[Task goal]
Using the records that follow, copy every line containing the word "động".

[Data provided]

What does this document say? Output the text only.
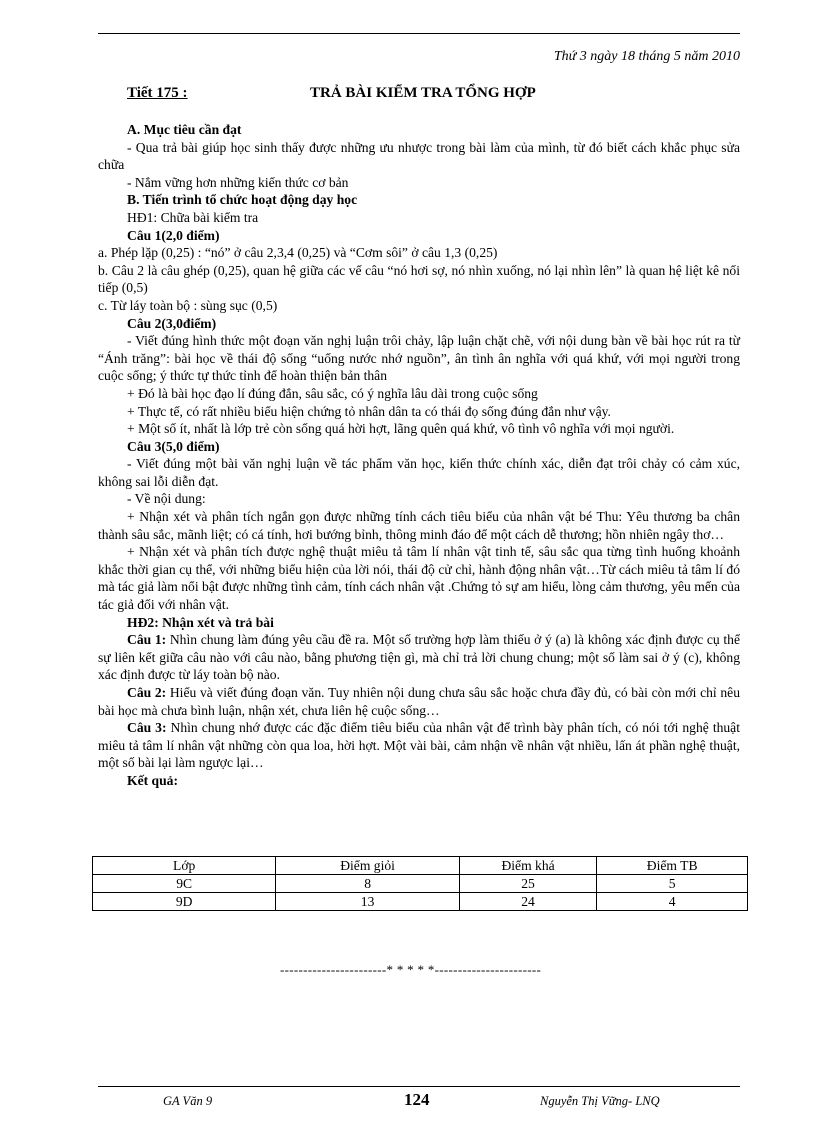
Thứ 3 ngày 18 tháng 5 năm 2010
Tiết 175 :	TRẢ BÀI KIỂM TRA TỔNG HỢP

A. Mục tiêu cần đạt

- Qua trả bài giúp học sinh thấy được những ưu nhược trong bài làm của mình, từ đó biết cách khắc phục sửa chữa

- Nắm vững hơn những kiến thức cơ bản

B. Tiến trình tổ chức hoạt động dạy học

HĐ1: Chữa bài kiểm tra

Câu 1(2,0 điểm)

a. Phép lặp (0,25) : “nó” ở câu 2,3,4 (0,25) và “Cơm sôi” ở câu 1,3 (0,25)

b. Câu 2 là câu ghép (0,25), quan hệ giữa các vế câu “nó hơi sợ, nó nhìn xuống, nó lại nhìn lên” là quan hệ liệt kê nối tiếp (0,5)

c. Từ láy toàn bộ : sùng sục (0,5)

Câu 2(3,0điểm)

- Viết đúng hình thức một đoạn văn nghị luận trôi chảy, lập luận chặt chẽ, với nội dung bàn về bài học rút ra từ “Ánh trăng”: bài học về thái độ sống “uống nước nhớ nguồn”, ân tình ân nghĩa với quá khứ, với mọi người trong cuộc sống; ý thức tự thức tỉnh để hoàn thiện bản thân

+ Đó là bài học đạo lí đúng đắn, sâu sắc, có ý nghĩa lâu dài trong cuộc sống

+ Thực tế, có rất nhiều biểu hiện chứng tỏ nhân dân ta có thái đọ sống đúng đắn như vậy.

+ Một số ít, nhất là lớp trẻ còn sống quá hời hợt, lãng quên quá khứ, vô tình vô nghĩa với mọi người.

Câu 3(5,0 điểm)

- Viết đúng một bài văn nghị luận về tác phẩm văn học, kiến thức chính xác, diễn đạt trôi chảy có cảm xúc, không sai lỗi diễn đạt.

- Về nội dung:

+ Nhận xét và phân tích ngắn gọn được những tính cách tiêu biểu của nhân vật bé Thu: Yêu thương ba chân thành sâu sắc, mãnh liệt; có cá tính, hơi bướng bỉnh, thông minh đáo để một cách dễ thương; hồn nhiên ngây thơ…

+ Nhận xét và phân tích được nghệ thuật miêu tả tâm lí nhân vật tinh tế, sâu sắc qua từng tình huống khoảnh khắc thời gian cụ thể, với những biểu hiện của lời nói, thái độ cử chỉ, hành động nhân vật…Từ cách miêu tả tâm lí đó mà tác giả làm nổi bật được những tình cảm, tính cách nhân vật .Chứng tỏ sự am hiểu, lòng cảm thương, yêu mến của tác giả đối với nhân vật.

HĐ2: Nhận xét và trả bài

Câu 1: Nhìn chung làm đúng yêu cầu đề ra. Một số trường hợp làm thiếu ở ý (a) là không xác định được cụ thể sự liên kết giữa câu nào với câu nào, bằng phương tiện gì, mà chỉ trả lời chung chung; một số làm sai ở ý (c), không xác định được từ láy toàn bộ nào.

Câu 2: Hiểu và viết đúng đoạn văn. Tuy nhiên nội dung chưa sâu sắc hoặc chưa đầy đủ, có bài còn mới chỉ nêu bài học mà chưa bình luận, nhận xét, chưa liên hệ cuộc sống…

Câu 3: Nhìn chung nhớ được các đặc điểm tiêu biểu của nhân vật để trình bày phân tích, có nói tới nghệ thuật miêu tả tâm lí nhân vật những còn qua loa, hời hợt. Một vài bài, cảm nhận về nhân vật nhiều, lấn át phần nghệ thuật, một số bài lại làm ngược lại…

Kết quả:

Lớp	Điểm giỏi	Điểm khá	Điểm TB
9C	8	25	5
9D	13	24	4
-----------------------* * * * *-----------------------
GA Văn 9	124	Nguyễn Thị Vững- LNQ
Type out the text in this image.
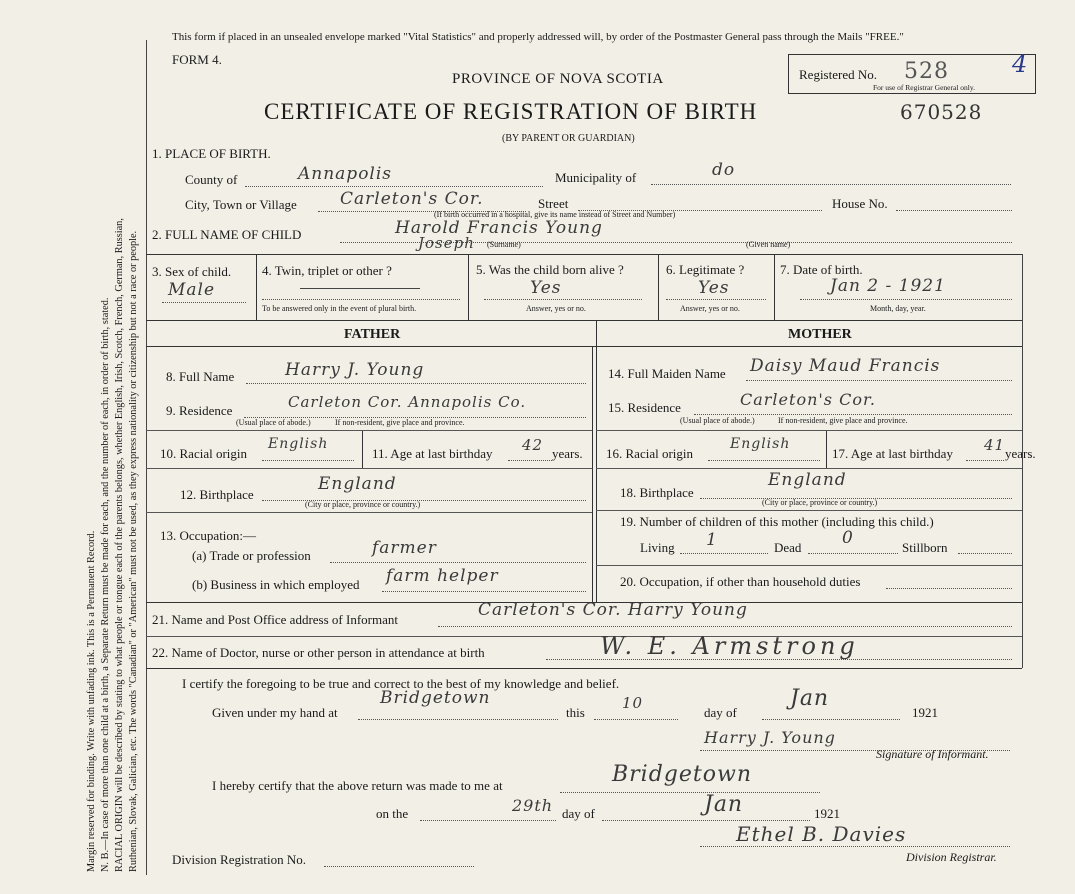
Margin reserved for binding. Write with unfading ink. This is a Permanent Record. N. B.—In case of more than one child at a birth, a Separate Return must be made for each, and the number of each, in order of birth, stated. RACIAL ORIGIN will be described by stating to what people or tongue each of the parents belongs, whether English, Irish, Scotch, French, German, Russian, Ruthenian, Slovak, Galician, etc. The words "Canadian" or "American" must not be used, as they express nationality or citizenship but not a race or people.
This form if placed in an unsealed envelope marked "Vital Statistics" and properly addressed will, by order of the Postmaster General pass through the Mails "FREE."
FORM 4.
PROVINCE OF NOVA SCOTIA
CERTIFICATE OF REGISTRATION OF BIRTH
(BY PARENT OR GUARDIAN)
670528
Registered No. 528
For use of Registrar General only.
4
1. PLACE OF BIRTH.
County of	Annapolis	Municipality of	do
City, Town or Village	Carleton's Cor.	Street	House No.
(If birth occurred in a hospital, give its name instead of Street and Number)
2. FULL NAME OF CHILD	Harold Francis Young
Joseph (Surname)	(Given name)
3. Sex of child.
Male
4. Twin, triplet or other ?
To be answered only in the event of plural birth.
5. Was the child born alive ?
Yes
Answer, yes or no.
6. Legitimate ?
Yes
Answer, yes or no.
7. Date of birth.
Jan 2 - 1921
Month, day, year.
FATHER	MOTHER
8. Full Name	Harry J. Young
9. Residence	Carleton Cor. Annapolis Co.
(Usual place of abode.)	If non-resident, give place and province.
10. Racial origin
English
11. Age at last birthday 42 years.
12. Birthplace
England
(City or place, province or country.)
13. Occupation:—
(a) Trade or profession	farmer
(b) Business in which employed farm helper
14. Full Maiden Name Daisy Maud Francis
15. Residence	Carleton's Cor.
(Usual place of abode.)	If non-resident, give place and province.
16. Racial origin
English
17. Age at last birthday 41 years.
18. Birthplace
England
(City or place, province or country.)
19. Number of children of this mother (including this child.)
Living 1	Dead 0	Stillborn
20. Occupation, if other than household duties
21. Name and Post Office address of Informant	Carleton's Cor. Harry Young
22. Name of Doctor, nurse or other person in attendance at birth	W. E. Armstrong
I certify the foregoing to be true and correct to the best of my knowledge and belief.
Given under my hand at
Bridgetown
this
10
day of
Jan
1921
Harry J. Young
Signature of Informant.
I hereby certify that the above return was made to me at	Bridgetown
on the	29th day of	Jan	1921
Ethel B. Davies
Division Registration No.	Division Registrar.
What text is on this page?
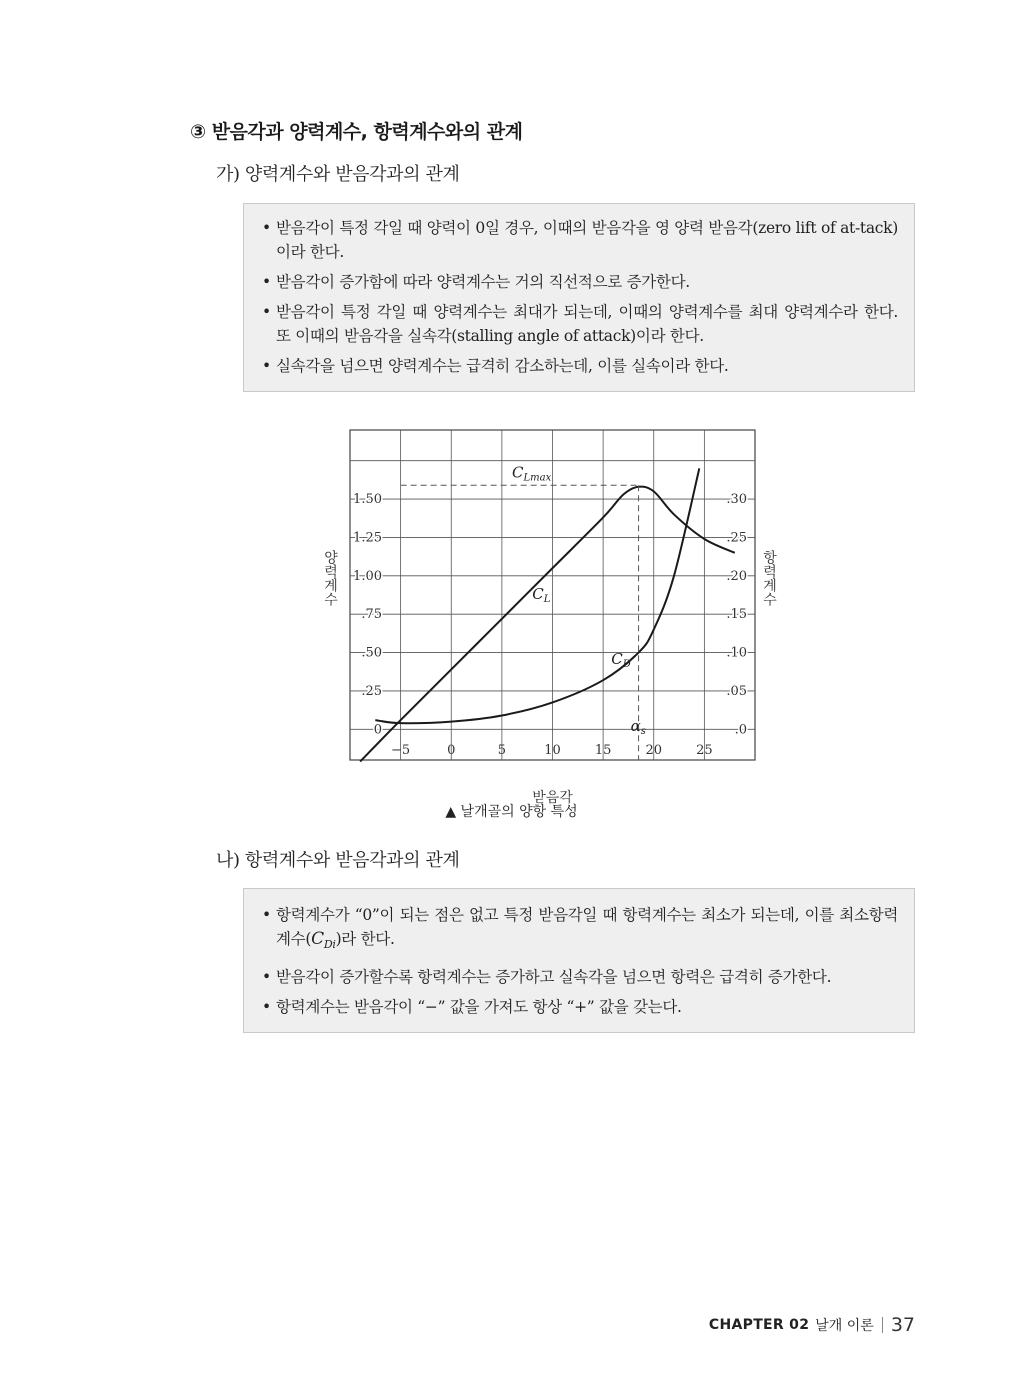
③ 받음각과 양력계수, 항력계수와의 관계
가) 양력계수와 받음각과의 관계
• 받음각이 특정 각일 때 양력이 0일 경우, 이때의 받음각을 영 양력 받음각(zero lift of at-tack)이라 한다.
• 받음각이 증가함에 따라 양력계수는 거의 직선적으로 증가한다.
• 받음각이 특정 각일 때 양력계수는 최대가 되는데, 이때의 양력계수를 최대 양력계수라 한다. 또 이때의 받음각을 실속각(stalling angle of attack)이라 한다.
• 실속각을 넘으면 양력계수는 급격히 감소하는데, 이를 실속이라 한다.
−5	0	5	10	15	20	25
0
.25
.50
.75
1.00
1.25
1.50
.0
.05
.10
.15
.20
.25
.30
$C_{Lmax}$
$C_L$
$C_D$
$\alpha_s$
받음각
양력계수	항력계수
▲ 날개골의 양항 특성
나) 항력계수와 받음각과의 관계
• 항력계수가 “0”이 되는 점은 없고 특정 받음각일 때 항력계수는 최소가 되는데, 이를 최소항력계수$(C_{Di})$라 한다.
• 받음각이 증가할수록 항력계수는 증가하고 실속각을 넘으면 항력은 급격히 증가한다.
• 항력계수는 받음각이 “−” 값을 가져도 항상 “+” 값을 갖는다.
CHAPTER 02 날개 이론 37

[The response]
B. Tiến trình tổ chức hoạt động dạy học
+ Nhận xét và phân tích được nghệ thuật miêu tả tâm lí nhân vật tinh tế, sâu sắc qua từng tình huống khoảnh khắc thời gian cụ thể, với những biểu hiện của lời nói, thái độ cử chỉ, hành động nhân vật…Từ cách miêu tả tâm lí đó mà tác giả làm nổi bật được những tình cảm, tính cách nhân vật .Chứng tỏ sự am hiểu, lòng cảm thương, yêu mến của tác giả đối với nhân vật.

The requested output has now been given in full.